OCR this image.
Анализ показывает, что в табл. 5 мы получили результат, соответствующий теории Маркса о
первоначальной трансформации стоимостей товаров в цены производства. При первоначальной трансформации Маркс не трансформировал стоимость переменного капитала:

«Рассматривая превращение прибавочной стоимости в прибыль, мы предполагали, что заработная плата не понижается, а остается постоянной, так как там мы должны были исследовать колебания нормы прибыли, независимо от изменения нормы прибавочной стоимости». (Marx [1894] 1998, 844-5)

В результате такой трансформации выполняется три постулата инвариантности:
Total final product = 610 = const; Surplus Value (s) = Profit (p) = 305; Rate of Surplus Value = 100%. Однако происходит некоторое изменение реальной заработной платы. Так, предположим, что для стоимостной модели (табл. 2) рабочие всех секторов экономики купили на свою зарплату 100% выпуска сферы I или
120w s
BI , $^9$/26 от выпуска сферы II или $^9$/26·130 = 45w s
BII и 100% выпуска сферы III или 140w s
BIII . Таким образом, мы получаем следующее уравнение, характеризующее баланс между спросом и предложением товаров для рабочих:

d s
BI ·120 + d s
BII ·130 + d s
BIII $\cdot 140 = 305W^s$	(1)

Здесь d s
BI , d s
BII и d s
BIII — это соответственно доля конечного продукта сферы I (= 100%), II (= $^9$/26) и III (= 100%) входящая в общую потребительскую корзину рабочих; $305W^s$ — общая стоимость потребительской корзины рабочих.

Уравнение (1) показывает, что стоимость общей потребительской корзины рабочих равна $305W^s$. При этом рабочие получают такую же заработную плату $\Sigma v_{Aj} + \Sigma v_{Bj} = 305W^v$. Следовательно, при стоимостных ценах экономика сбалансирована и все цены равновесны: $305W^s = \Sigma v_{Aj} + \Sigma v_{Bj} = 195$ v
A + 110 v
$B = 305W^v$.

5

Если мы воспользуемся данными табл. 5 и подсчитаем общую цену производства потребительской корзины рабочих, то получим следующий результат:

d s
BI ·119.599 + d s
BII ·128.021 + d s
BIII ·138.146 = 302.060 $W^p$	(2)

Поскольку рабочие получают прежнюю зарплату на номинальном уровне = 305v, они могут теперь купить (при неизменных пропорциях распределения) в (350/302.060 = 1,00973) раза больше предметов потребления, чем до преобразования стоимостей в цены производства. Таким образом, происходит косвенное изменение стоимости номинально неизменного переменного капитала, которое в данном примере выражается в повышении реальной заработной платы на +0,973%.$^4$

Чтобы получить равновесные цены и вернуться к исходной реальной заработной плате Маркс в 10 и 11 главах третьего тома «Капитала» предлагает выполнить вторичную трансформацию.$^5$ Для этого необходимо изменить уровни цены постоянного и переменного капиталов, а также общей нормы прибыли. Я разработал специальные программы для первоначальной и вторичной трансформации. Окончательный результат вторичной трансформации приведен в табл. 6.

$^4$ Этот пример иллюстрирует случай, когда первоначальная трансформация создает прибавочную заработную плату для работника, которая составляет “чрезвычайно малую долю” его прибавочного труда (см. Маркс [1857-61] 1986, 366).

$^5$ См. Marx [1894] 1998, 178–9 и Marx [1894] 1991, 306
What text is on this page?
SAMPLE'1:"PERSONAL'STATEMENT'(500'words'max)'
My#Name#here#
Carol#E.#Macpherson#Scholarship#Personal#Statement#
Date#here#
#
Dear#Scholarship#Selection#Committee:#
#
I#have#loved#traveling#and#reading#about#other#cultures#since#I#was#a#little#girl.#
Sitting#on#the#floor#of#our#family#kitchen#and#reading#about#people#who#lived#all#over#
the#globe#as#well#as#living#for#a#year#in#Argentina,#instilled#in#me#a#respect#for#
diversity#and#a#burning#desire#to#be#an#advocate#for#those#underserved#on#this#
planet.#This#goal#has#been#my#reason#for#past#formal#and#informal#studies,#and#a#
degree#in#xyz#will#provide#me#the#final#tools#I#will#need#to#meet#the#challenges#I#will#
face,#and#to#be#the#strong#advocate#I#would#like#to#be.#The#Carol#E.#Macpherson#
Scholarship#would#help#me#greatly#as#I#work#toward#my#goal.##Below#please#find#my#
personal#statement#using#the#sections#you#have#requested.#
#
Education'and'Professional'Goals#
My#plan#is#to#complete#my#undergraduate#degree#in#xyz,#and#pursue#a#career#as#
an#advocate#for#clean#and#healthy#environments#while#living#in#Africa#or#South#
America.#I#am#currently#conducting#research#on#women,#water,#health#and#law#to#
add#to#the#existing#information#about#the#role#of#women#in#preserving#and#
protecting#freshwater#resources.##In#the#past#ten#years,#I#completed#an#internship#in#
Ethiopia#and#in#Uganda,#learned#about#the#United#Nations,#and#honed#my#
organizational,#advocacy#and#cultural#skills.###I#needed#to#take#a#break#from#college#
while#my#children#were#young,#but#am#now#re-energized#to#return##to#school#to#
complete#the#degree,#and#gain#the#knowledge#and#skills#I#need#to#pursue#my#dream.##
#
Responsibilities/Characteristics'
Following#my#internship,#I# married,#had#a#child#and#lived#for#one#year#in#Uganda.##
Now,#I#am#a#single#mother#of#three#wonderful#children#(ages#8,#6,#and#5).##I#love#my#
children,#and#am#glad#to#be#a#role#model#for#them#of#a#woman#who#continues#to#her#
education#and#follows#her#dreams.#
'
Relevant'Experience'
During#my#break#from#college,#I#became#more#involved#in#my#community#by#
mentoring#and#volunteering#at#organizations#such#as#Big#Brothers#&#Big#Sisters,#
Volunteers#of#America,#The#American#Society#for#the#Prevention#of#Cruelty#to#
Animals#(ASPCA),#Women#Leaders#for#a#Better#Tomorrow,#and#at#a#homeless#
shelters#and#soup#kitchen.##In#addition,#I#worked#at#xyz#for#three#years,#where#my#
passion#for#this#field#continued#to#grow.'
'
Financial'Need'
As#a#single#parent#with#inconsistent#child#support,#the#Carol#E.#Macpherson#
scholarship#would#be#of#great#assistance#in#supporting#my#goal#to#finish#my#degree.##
※
▶ _EXERCISE GOAL_: Tally the lines of the data that contain the string "while" and report the total alone.

▶ _SOLUTION TO THE EXERCISE_: 2